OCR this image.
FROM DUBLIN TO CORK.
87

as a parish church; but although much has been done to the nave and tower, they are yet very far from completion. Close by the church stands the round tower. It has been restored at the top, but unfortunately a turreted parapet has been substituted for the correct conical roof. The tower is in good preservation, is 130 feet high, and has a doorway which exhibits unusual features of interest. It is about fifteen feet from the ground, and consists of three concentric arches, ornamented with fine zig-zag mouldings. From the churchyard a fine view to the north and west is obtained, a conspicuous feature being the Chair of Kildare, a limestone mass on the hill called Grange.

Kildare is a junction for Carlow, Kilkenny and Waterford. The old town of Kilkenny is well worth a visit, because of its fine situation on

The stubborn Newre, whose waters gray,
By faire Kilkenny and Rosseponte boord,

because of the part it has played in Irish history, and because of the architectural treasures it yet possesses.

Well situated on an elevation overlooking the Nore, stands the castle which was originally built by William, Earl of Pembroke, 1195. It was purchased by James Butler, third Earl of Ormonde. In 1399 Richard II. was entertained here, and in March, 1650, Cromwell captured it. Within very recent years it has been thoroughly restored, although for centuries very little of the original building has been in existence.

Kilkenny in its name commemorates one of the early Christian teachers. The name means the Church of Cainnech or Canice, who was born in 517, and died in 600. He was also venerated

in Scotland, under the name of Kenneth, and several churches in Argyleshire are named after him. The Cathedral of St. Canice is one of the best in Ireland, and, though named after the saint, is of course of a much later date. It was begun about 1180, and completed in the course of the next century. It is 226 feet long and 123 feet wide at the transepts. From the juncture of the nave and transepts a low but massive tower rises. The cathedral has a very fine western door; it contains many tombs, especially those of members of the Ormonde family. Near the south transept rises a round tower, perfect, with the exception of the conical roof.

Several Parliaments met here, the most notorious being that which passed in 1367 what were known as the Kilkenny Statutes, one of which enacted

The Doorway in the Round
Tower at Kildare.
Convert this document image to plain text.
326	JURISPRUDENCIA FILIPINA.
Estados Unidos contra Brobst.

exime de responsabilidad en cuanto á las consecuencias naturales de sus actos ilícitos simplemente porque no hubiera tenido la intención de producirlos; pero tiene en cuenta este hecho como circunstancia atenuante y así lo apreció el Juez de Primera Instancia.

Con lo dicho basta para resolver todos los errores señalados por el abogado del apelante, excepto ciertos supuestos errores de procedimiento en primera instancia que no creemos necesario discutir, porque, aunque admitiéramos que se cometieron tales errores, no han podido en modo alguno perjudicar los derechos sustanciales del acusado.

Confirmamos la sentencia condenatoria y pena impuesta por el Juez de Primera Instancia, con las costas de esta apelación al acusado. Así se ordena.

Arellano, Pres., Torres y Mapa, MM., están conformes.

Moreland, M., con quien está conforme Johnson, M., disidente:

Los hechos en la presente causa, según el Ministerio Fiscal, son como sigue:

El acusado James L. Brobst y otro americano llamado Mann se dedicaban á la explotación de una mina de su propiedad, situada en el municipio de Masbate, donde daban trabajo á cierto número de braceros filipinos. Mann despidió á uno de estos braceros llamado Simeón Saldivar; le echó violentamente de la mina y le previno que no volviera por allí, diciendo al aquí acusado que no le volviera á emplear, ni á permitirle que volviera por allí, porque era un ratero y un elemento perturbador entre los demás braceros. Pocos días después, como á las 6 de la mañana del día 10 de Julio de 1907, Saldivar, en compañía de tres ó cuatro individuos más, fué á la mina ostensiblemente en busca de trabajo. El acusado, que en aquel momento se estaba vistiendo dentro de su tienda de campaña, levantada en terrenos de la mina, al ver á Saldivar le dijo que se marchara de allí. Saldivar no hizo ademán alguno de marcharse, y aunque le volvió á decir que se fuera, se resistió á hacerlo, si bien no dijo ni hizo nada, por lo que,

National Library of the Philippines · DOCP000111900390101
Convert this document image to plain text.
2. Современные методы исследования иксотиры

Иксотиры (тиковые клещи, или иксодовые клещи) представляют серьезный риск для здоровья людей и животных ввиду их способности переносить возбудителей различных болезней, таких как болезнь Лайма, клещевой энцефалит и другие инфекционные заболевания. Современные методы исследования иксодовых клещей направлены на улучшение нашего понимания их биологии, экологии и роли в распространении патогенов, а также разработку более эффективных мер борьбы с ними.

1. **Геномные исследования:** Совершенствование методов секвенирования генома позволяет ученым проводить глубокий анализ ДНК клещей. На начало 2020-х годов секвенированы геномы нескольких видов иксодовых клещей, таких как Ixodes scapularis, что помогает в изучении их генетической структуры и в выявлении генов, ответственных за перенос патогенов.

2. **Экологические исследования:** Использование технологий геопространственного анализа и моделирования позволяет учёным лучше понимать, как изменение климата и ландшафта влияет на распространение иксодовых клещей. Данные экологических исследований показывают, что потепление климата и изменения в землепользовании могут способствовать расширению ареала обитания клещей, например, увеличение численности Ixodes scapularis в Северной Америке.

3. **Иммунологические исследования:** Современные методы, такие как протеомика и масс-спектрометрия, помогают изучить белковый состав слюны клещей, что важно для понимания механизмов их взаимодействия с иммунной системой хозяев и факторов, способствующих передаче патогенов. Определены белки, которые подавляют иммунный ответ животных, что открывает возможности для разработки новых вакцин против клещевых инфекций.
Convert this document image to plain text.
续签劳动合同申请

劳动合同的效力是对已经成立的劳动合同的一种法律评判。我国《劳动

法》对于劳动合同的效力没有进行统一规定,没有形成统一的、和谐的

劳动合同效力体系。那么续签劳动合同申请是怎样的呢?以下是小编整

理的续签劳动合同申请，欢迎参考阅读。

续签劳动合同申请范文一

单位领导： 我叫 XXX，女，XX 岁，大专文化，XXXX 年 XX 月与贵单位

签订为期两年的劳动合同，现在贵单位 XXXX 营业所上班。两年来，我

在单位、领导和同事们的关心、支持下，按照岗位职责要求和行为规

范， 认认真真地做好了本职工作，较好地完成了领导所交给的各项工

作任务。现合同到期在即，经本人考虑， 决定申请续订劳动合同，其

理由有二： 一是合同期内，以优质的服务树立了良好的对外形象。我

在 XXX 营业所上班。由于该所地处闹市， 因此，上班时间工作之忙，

# What you need to do
Print the material once more, exactly.

# Answer to this problem
OCR this image.
FROM DUBLIN TO CORK.
87

as a parish church; but although much has been done to the nave and tower, they are yet very far from completion. Close by the church stands the round tower. It has been restored at the top, but unfortunately a turreted parapet has been substituted for the correct conical roof. The tower is in good preservation, is 130 feet high, and has a doorway which exhibits unusual features of interest. It is about fifteen feet from the ground, and consists of three concentric arches, ornamented with fine zig-zag mouldings. From the churchyard a fine view to the north and west is obtained, a conspicuous feature being the Chair of Kildare, a limestone mass on the hill called Grange.

Kildare is a junction for Carlow, Kilkenny and Waterford. The old town of Kilkenny is well worth a visit, because of its fine situation on

The stubborn Newre, whose waters gray,
By faire Kilkenny and Rosseponte boord,

because of the part it has played in Irish history, and because of the architectural treasures it yet possesses.

Well situated on an elevation overlooking the Nore, stands the castle which was originally built by William, Earl of Pembroke, 1195. It was purchased by James Butler, third Earl of Ormonde. In 1399 Richard II. was entertained here, and in March, 1650, Cromwell captured it. Within very recent years it has been thoroughly restored, although for centuries very little of the original building has been in existence.

Kilkenny in its name commemorates one of the early Christian teachers. The name means the Church of Cainnech or Canice, who was born in 517, and died in 600. He was also venerated

in Scotland, under the name of Kenneth, and several churches in Argyleshire are named after him. The Cathedral of St. Canice is one of the best in Ireland, and, though named after the saint, is of course of a much later date. It was begun about 1180, and completed in the course of the next century. It is 226 feet long and 123 feet wide at the transepts. From the juncture of the nave and transepts a low but massive tower rises. The cathedral has a very fine western door; it contains many tombs, especially those of members of the Ormonde family. Near the south transept rises a round tower, perfect, with the exception of the conical roof.

Several Parliaments met here, the most notorious being that which passed in 1367 what were known as the Kilkenny Statutes, one of which enacted

The Doorway in the Round
Tower at Kildare.
Convert this document image to plain text.
326	JURISPRUDENCIA FILIPINA.
Estados Unidos contra Brobst.

exime de responsabilidad en cuanto á las consecuencias naturales de sus actos ilícitos simplemente porque no hubiera tenido la intención de producirlos; pero tiene en cuenta este hecho como circunstancia atenuante y así lo apreció el Juez de Primera Instancia.

Con lo dicho basta para resolver todos los errores señalados por el abogado del apelante, excepto ciertos supuestos errores de procedimiento en primera instancia que no creemos necesario discutir, porque, aunque admitiéramos que se cometieron tales errores, no han podido en modo alguno perjudicar los derechos sustanciales del acusado.

Confirmamos la sentencia condenatoria y pena impuesta por el Juez de Primera Instancia, con las costas de esta apelación al acusado. Así se ordena.

Arellano, Pres., Torres y Mapa, MM., están conformes.

Moreland, M., con quien está conforme Johnson, M., disidente:

Los hechos en la presente causa, según el Ministerio Fiscal, son como sigue:

El acusado James L. Brobst y otro americano llamado Mann se dedicaban á la explotación de una mina de su propiedad, situada en el municipio de Masbate, donde daban trabajo á cierto número de braceros filipinos. Mann despidió á uno de estos braceros llamado Simeón Saldivar; le echó violentamente de la mina y le previno que no volviera por allí, diciendo al aquí acusado que no le volviera á emplear, ni á permitirle que volviera por allí, porque era un ratero y un elemento perturbador entre los demás braceros. Pocos días después, como á las 6 de la mañana del día 10 de Julio de 1907, Saldivar, en compañía de tres ó cuatro individuos más, fué á la mina ostensiblemente en busca de trabajo. El acusado, que en aquel momento se estaba vistiendo dentro de su tienda de campaña, levantada en terrenos de la mina, al ver á Saldivar le dijo que se marchara de allí. Saldivar no hizo ademán alguno de marcharse, y aunque le volvió á decir que se fuera, se resistió á hacerlo, si bien no dijo ni hizo nada, por lo que,

National Library of the Philippines · DOCP000111900390101
Convert this document image to plain text.
2. Современные методы исследования иксотиры

Иксотиры (тиковые клещи, или иксодовые клещи) представляют серьезный риск для здоровья людей и животных ввиду их способности переносить возбудителей различных болезней, таких как болезнь Лайма, клещевой энцефалит и другие инфекционные заболевания. Современные методы исследования иксодовых клещей направлены на улучшение нашего понимания их биологии, экологии и роли в распространении патогенов, а также разработку более эффективных мер борьбы с ними.

1. **Геномные исследования:** Совершенствование методов секвенирования генома позволяет ученым проводить глубокий анализ ДНК клещей. На начало 2020-х годов секвенированы геномы нескольких видов иксодовых клещей, таких как Ixodes scapularis, что помогает в изучении их генетической структуры и в выявлении генов, ответственных за перенос патогенов.

2. **Экологические исследования:** Использование технологий геопространственного анализа и моделирования позволяет учёным лучше понимать, как изменение климата и ландшафта влияет на распространение иксодовых клещей. Данные экологических исследований показывают, что потепление климата и изменения в землепользовании могут способствовать расширению ареала обитания клещей, например, увеличение численности Ixodes scapularis в Северной Америке.

3. **Иммунологические исследования:** Современные методы, такие как протеомика и масс-спектрометрия, помогают изучить белковый состав слюны клещей, что важно для понимания механизмов их взаимодействия с иммунной системой хозяев и факторов, способствующих передаче патогенов. Определены белки, которые подавляют иммунный ответ животных, что открывает возможности для разработки новых вакцин против клещевых инфекций.
Convert this document image to plain text.
续签劳动合同申请

劳动合同的效力是对已经成立的劳动合同的一种法律评判。我国《劳动

法》对于劳动合同的效力没有进行统一规定,没有形成统一的、和谐的

劳动合同效力体系。那么续签劳动合同申请是怎样的呢?以下是小编整

理的续签劳动合同申请，欢迎参考阅读。

续签劳动合同申请范文一

单位领导： 我叫 XXX，女，XX 岁，大专文化，XXXX 年 XX 月与贵单位

签订为期两年的劳动合同，现在贵单位 XXXX 营业所上班。两年来，我

在单位、领导和同事们的关心、支持下，按照岗位职责要求和行为规

范， 认认真真地做好了本职工作，较好地完成了领导所交给的各项工

作任务。现合同到期在即，经本人考虑， 决定申请续订劳动合同，其

理由有二： 一是合同期内，以优质的服务树立了良好的对外形象。我

在 XXX 营业所上班。由于该所地处闹市， 因此，上班时间工作之忙，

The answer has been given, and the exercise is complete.